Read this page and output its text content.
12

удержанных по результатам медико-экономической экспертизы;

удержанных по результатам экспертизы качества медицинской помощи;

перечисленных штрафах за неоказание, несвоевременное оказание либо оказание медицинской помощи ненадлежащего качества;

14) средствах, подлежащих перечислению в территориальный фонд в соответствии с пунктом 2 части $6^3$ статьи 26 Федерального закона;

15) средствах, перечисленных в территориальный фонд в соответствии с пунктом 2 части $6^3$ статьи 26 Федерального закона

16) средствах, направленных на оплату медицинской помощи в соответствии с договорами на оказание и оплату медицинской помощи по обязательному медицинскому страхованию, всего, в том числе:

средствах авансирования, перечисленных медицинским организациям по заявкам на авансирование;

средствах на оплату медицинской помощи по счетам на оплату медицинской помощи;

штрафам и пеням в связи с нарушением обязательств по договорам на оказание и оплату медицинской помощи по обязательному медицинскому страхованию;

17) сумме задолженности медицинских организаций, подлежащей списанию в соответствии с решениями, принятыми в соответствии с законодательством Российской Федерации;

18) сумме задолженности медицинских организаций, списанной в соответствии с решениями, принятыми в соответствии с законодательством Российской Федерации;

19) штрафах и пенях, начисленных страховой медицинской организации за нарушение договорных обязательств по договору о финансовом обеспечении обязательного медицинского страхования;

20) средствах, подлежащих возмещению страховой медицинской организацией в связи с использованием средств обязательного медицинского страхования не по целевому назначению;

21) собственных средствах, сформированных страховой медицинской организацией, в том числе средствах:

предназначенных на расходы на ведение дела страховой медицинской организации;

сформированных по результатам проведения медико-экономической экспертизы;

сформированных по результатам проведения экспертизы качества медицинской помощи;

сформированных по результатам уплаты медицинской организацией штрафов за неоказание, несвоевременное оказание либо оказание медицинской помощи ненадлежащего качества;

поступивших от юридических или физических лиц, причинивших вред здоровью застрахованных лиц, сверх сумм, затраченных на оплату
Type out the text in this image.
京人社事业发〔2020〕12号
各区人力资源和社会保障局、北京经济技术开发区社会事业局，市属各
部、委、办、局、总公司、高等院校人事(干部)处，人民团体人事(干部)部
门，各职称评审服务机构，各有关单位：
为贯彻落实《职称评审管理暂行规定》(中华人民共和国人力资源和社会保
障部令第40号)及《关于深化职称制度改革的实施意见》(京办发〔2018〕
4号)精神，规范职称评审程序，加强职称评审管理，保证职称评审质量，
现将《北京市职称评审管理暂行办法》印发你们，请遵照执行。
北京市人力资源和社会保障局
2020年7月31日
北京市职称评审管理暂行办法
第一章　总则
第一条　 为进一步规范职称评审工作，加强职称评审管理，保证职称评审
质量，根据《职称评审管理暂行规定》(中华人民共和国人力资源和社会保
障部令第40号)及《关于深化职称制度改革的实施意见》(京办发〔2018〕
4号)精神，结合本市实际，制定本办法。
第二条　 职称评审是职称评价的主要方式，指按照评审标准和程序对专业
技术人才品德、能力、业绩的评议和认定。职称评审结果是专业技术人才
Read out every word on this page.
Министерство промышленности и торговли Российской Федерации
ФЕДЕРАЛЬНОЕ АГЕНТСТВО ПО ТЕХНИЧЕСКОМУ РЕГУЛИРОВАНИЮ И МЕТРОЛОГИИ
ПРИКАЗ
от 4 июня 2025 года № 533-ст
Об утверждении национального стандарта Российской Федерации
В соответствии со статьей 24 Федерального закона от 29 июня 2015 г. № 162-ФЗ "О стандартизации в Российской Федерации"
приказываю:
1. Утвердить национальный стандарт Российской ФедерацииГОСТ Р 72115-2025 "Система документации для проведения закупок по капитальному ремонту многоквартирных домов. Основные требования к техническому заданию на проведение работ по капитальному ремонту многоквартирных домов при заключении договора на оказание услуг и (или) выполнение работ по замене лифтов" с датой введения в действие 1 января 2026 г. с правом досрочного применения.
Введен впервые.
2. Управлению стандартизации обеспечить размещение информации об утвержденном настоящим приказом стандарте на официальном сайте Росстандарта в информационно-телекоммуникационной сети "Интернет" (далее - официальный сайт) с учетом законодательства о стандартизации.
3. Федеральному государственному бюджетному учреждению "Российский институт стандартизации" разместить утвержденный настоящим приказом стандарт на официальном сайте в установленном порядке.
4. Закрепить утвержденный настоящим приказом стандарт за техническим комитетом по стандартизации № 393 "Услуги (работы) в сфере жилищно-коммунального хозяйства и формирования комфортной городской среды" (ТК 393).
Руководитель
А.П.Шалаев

» Directions for this task
Looking at the records above, count the lines where the word "страховой" appears. State only the number.

» Written solution
4